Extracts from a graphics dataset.
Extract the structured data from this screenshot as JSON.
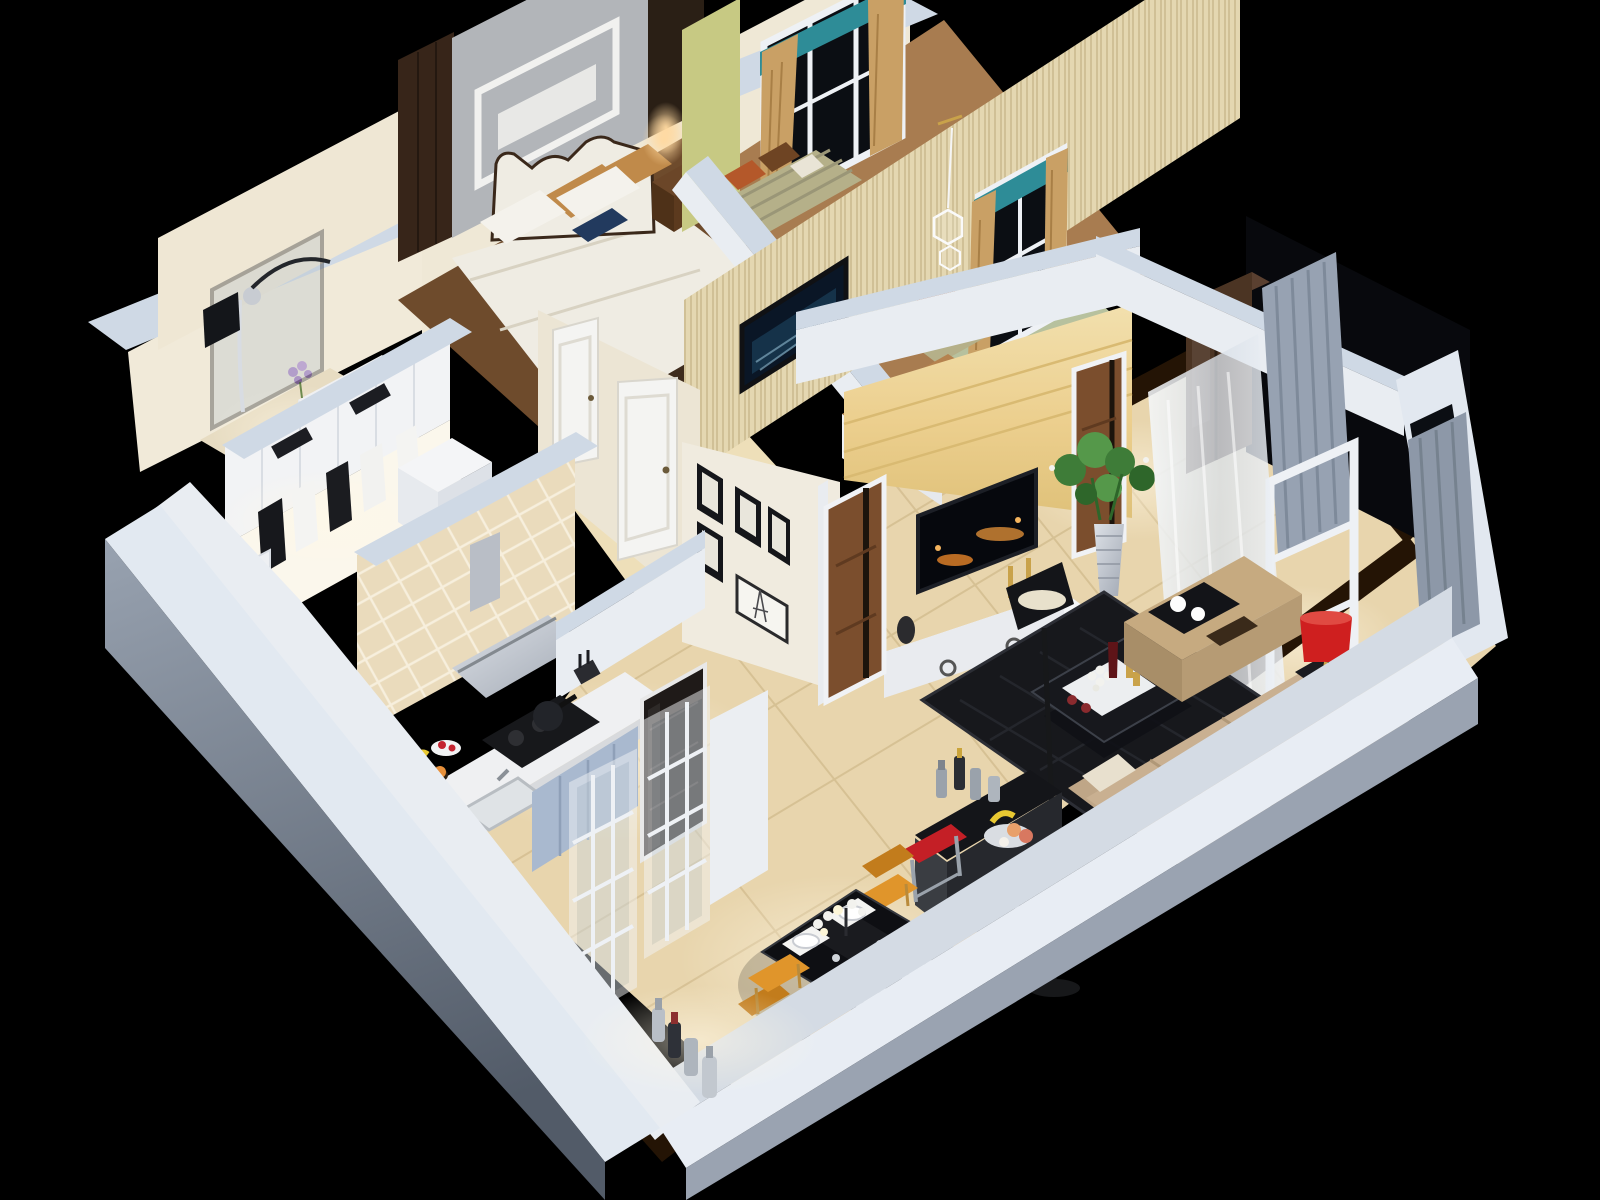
{
  "scene": {
    "title": "3D cutaway render of an apartment floor plan viewed from above at night",
    "style": "photorealistic dollhouse axonometric render on black background"
  },
  "palette": {
    "bg": "#000000",
    "wallTop": "#cfd9e5",
    "wallFace": "#e9edf2",
    "wallCream": "#efe8d6",
    "outerGreyA": "#98a2b0",
    "outerGreyB": "#525b68",
    "floorBeige": "#e8d5ad",
    "grout": "#c9b181",
    "inlayDark": "#241405",
    "floorWoodDark": "#6e4b2c",
    "floorWoodMid": "#a87c50",
    "rugSage": "#b7c19e",
    "rugDark": "#17181c",
    "tileWall": "#eadbbc",
    "marbleA": "#f2e0ae",
    "marbleB": "#dfc179",
    "counterWhite": "#eff0f2",
    "cabinetBlue": "#a9b9cf",
    "steel": "#c6cbd3",
    "greyAccent": "#b2b5b9",
    "yellowGreen": "#c7c983",
    "woodGrainWall": "#e4d7b1",
    "curtainTan": "#c9a065",
    "valanceTeal": "#2e8c97",
    "curtainGrey": "#97a2b2",
    "sheerWhite": "#e9edf2",
    "windowDark": "#0b0e13",
    "doorBrown": "#7b4e2d",
    "wardrobeDark": "#4b3423",
    "darkWood": "#372519",
    "bedWhite": "#efece3",
    "pillowGold": "#c08a4a",
    "sofaBeige": "#c9b091",
    "sofaShade": "#ab9171",
    "chairOrange": "#e0952b",
    "stoolRed": "#c41f26",
    "lampRed": "#cf1f1f",
    "plantGreen": "#3e7c38",
    "tvGlowOrange": "#e8943a",
    "glowWarm": "#ffd9a0",
    "lightPool": "#fff8e6"
  },
  "rooms": [
    {
      "id": "master-bedroom",
      "name": "Master bedroom",
      "items": [
        "white tufted bed",
        "gold pillows",
        "dark wood nightstand",
        "warm wall lamp",
        "dark wardrobe",
        "grey accent wall with white molding",
        "bay window seat",
        "tan curtains with teal valance"
      ]
    },
    {
      "id": "second-bedroom",
      "name": "Second bedroom",
      "items": [
        "wood-grain wallpaper wall",
        "wall-mounted TV",
        "white birdcage pendant",
        "bay window seats with striped cushions",
        "orange pillows",
        "desk",
        "tea set shelf"
      ]
    },
    {
      "id": "bathroom",
      "name": "Bathroom",
      "items": [
        "glass shower with black frame",
        "chrome shower column",
        "black towel",
        "white vanity",
        "lavender flowers",
        "toilet"
      ]
    },
    {
      "id": "walk-in-closet",
      "name": "Walk-in closet",
      "items": [
        "white upper cabinets",
        "hanging black and white clothes",
        "island dresser"
      ]
    },
    {
      "id": "kitchen",
      "name": "Kitchen",
      "items": [
        "beige tiled wall",
        "stainless range hood",
        "black gas cooktop",
        "terrazzo counter",
        "blue-grey cabinets",
        "sink",
        "fruit plate",
        "built-in dark fridge"
      ]
    },
    {
      "id": "corridor",
      "name": "Corridor",
      "items": [
        "white paneled doors",
        "gallery wall with black picture frames",
        "Eiffel tower sketch frame"
      ]
    },
    {
      "id": "living-room",
      "name": "Living room",
      "items": [
        "yellow marble TV wall",
        "flat TV with night city image",
        "white media console",
        "tall silver vase with plant",
        "black floor lamp",
        "dark rug",
        "glass coffee table with flowers and wine",
        "beige sectional sofa with pillows",
        "ottoman with tea tray",
        "red drum table lamp",
        "black bar counter with bottles and fruit bowl",
        "two red bar stools"
      ]
    },
    {
      "id": "dining-room",
      "name": "Dining room",
      "items": [
        "black dining table",
        "white place settings",
        "flower centerpiece",
        "four orange chairs",
        "white grid sliding doors",
        "bottles on wall ledge"
      ]
    },
    {
      "id": "entry-hall",
      "name": "Entry hall",
      "items": [
        "dark brown wardrobe",
        "marble floor with dark inlay"
      ]
    },
    {
      "id": "balcony",
      "name": "Balcony",
      "items": [
        "grey curtains",
        "white sheer curtain",
        "white sliding door frame",
        "dark window openings"
      ]
    }
  ]
}
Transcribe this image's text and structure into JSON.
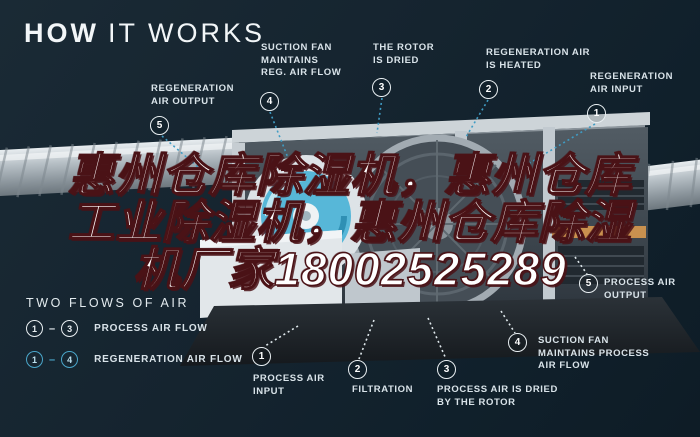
{
  "title": {
    "bold": "HOW",
    "light": "IT WORKS"
  },
  "overlay": {
    "line1": "惠州仓库除湿机，惠州仓库",
    "line2": "工业除湿机，惠州仓库除湿",
    "line3": "机厂家18002525289"
  },
  "callouts": {
    "reg_air_output": {
      "num": "5",
      "label": "REGENERATION\nAIR OUTPUT"
    },
    "suction_fan_reg": {
      "num": "4",
      "label": "SUCTION FAN\nMAINTAINS\nREG. AIR FLOW"
    },
    "rotor_dried": {
      "num": "3",
      "label": "THE ROTOR\nIS DRIED"
    },
    "reg_air_heated": {
      "num": "2",
      "label": "REGENERATION AIR\nIS HEATED"
    },
    "reg_air_input": {
      "num": "1",
      "label": "REGENERATION\nAIR INPUT"
    },
    "process_air_input": {
      "num": "1",
      "label": "PROCESS AIR\nINPUT"
    },
    "filtration": {
      "num": "2",
      "label": "FILTRATION"
    },
    "process_air_dried": {
      "num": "3",
      "label": "PROCESS AIR IS DRIED\nBY THE ROTOR"
    },
    "suction_fan_process": {
      "num": "4",
      "label": "SUCTION FAN\nMAINTAINS PROCESS\nAIR FLOW"
    },
    "process_air_output": {
      "num": "5",
      "label": "PROCESS AIR\nOUTPUT"
    }
  },
  "legend": {
    "title": "TWO FLOWS OF AIR",
    "separator": "–",
    "rows": [
      {
        "from": "1",
        "to": "3",
        "label": "PROCESS AIR FLOW"
      },
      {
        "from": "1",
        "to": "4",
        "label": "REGENERATION AIR FLOW"
      }
    ]
  },
  "colors": {
    "background": "#15232e",
    "accent_blue": "#3f9cc4",
    "label_text": "#d9e3e9",
    "overlay_fill": "#ffffff",
    "overlay_outline": "#4a1216",
    "fan_blue": "#57b7d8",
    "tray_orange": "#c9914f"
  }
}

Work to be completed. Set down all the data again exactly as above, pictures excluded.

Solution to this task.
Extract the structured data from this screenshot as JSON.
{
  "scene": {
    "title": "3D cutaway render of an apartment floor plan viewed from above at night",
    "style": "photorealistic dollhouse axonometric render on black background"
  },
  "palette": {
    "bg": "#000000",
    "wallTop": "#cfd9e5",
    "wallFace": "#e9edf2",
    "wallCream": "#efe8d6",
    "outerGreyA": "#98a2b0",
    "outerGreyB": "#525b68",
    "floorBeige": "#e8d5ad",
    "grout": "#c9b181",
    "inlayDark": "#241405",
    "floorWoodDark": "#6e4b2c",
    "floorWoodMid": "#a87c50",
    "rugSage": "#b7c19e",
    "rugDark": "#17181c",
    "tileWall": "#eadbbc",
    "marbleA": "#f2e0ae",
    "marbleB": "#dfc179",
    "counterWhite": "#eff0f2",
    "cabinetBlue": "#a9b9cf",
    "steel": "#c6cbd3",
    "greyAccent": "#b2b5b9",
    "yellowGreen": "#c7c983",
    "woodGrainWall": "#e4d7b1",
    "curtainTan": "#c9a065",
    "valanceTeal": "#2e8c97",
    "curtainGrey": "#97a2b2",
    "sheerWhite": "#e9edf2",
    "windowDark": "#0b0e13",
    "doorBrown": "#7b4e2d",
    "wardrobeDark": "#4b3423",
    "darkWood": "#372519",
    "bedWhite": "#efece3",
    "pillowGold": "#c08a4a",
    "sofaBeige": "#c9b091",
    "sofaShade": "#ab9171",
    "chairOrange": "#e0952b",
    "stoolRed": "#c41f26",
    "lampRed": "#cf1f1f",
    "plantGreen": "#3e7c38",
    "tvGlowOrange": "#e8943a",
    "glowWarm": "#ffd9a0",
    "lightPool": "#fff8e6"
  },
  "rooms": [
    {
      "id": "master-bedroom",
      "name": "Master bedroom",
      "items": [
        "white tufted bed",
        "gold pillows",
        "dark wood nightstand",
        "warm wall lamp",
        "dark wardrobe",
        "grey accent wall with white molding",
        "bay window seat",
        "tan curtains with teal valance"
      ]
    },
    {
      "id": "second-bedroom",
      "name": "Second bedroom",
      "items": [
        "wood-grain wallpaper wall",
        "wall-mounted TV",
        "white birdcage pendant",
        "bay window seats with striped cushions",
        "orange pillows",
        "desk",
        "tea set shelf"
      ]
    },
    {
      "id": "bathroom",
      "name": "Bathroom",
      "items": [
        "glass shower with black frame",
        "chrome shower column",
        "black towel",
        "white vanity",
        "lavender flowers",
        "toilet"
      ]
    },
    {
      "id": "walk-in-closet",
      "name": "Walk-in closet",
      "items": [
        "white upper cabinets",
        "hanging black and white clothes",
        "island dresser"
      ]
    },
    {
      "id": "kitchen",
      "name": "Kitchen",
      "items": [
        "beige tiled wall",
        "stainless range hood",
        "black gas cooktop",
        "terrazzo counter",
        "blue-grey cabinets",
        "sink",
        "fruit plate",
        "built-in dark fridge"
      ]
    },
    {
      "id": "corridor",
      "name": "Corridor",
      "items": [
        "white paneled doors",
        "gallery wall with black picture frames",
        "Eiffel tower sketch frame"
      ]
    },
    {
      "id": "living-room",
      "name": "Living room",
      "items": [
        "yellow marble TV wall",
        "flat TV with night city image",
        "white media console",
        "tall silver vase with plant",
        "black floor lamp",
        "dark rug",
        "glass coffee table with flowers and wine",
        "beige sectional sofa with pillows",
        "ottoman with tea tray",
        "red drum table lamp",
        "black bar counter with bottles and fruit bowl",
        "two red bar stools"
      ]
    },
    {
      "id": "dining-room",
      "name": "Dining room",
      "items": [
        "black dining table",
        "white place settings",
        "flower centerpiece",
        "four orange chairs",
        "white grid sliding doors",
        "bottles on wall ledge"
      ]
    },
    {
      "id": "entry-hall",
      "name": "Entry hall",
      "items": [
        "dark brown wardrobe",
        "marble floor with dark inlay"
      ]
    },
    {
      "id": "balcony",
      "name": "Balcony",
      "items": [
        "grey curtains",
        "white sheer curtain",
        "white sliding door frame",
        "dark window openings"
      ]
    }
  ]
}
Transcribe this image's text and structure into JSON.
{
  "title": {
    "bold": "HOW",
    "light": "IT WORKS"
  },
  "overlay": {
    "line1": "惠州仓库除湿机，惠州仓库",
    "line2": "工业除湿机，惠州仓库除湿",
    "line3": "机厂家18002525289"
  },
  "callouts": {
    "reg_air_output": {
      "num": "5",
      "label": "REGENERATION\nAIR OUTPUT"
    },
    "suction_fan_reg": {
      "num": "4",
      "label": "SUCTION FAN\nMAINTAINS\nREG. AIR FLOW"
    },
    "rotor_dried": {
      "num": "3",
      "label": "THE ROTOR\nIS DRIED"
    },
    "reg_air_heated": {
      "num": "2",
      "label": "REGENERATION AIR\nIS HEATED"
    },
    "reg_air_input": {
      "num": "1",
      "label": "REGENERATION\nAIR INPUT"
    },
    "process_air_input": {
      "num": "1",
      "label": "PROCESS AIR\nINPUT"
    },
    "filtration": {
      "num": "2",
      "label": "FILTRATION"
    },
    "process_air_dried": {
      "num": "3",
      "label": "PROCESS AIR IS DRIED\nBY THE ROTOR"
    },
    "suction_fan_process": {
      "num": "4",
      "label": "SUCTION FAN\nMAINTAINS PROCESS\nAIR FLOW"
    },
    "process_air_output": {
      "num": "5",
      "label": "PROCESS AIR\nOUTPUT"
    }
  },
  "legend": {
    "title": "TWO FLOWS OF AIR",
    "separator": "–",
    "rows": [
      {
        "from": "1",
        "to": "3",
        "label": "PROCESS AIR FLOW"
      },
      {
        "from": "1",
        "to": "4",
        "label": "REGENERATION AIR FLOW"
      }
    ]
  },
  "colors": {
    "background": "#15232e",
    "accent_blue": "#3f9cc4",
    "label_text": "#d9e3e9",
    "overlay_fill": "#ffffff",
    "overlay_outline": "#4a1216",
    "fan_blue": "#57b7d8",
    "tray_orange": "#c9914f"
  }
}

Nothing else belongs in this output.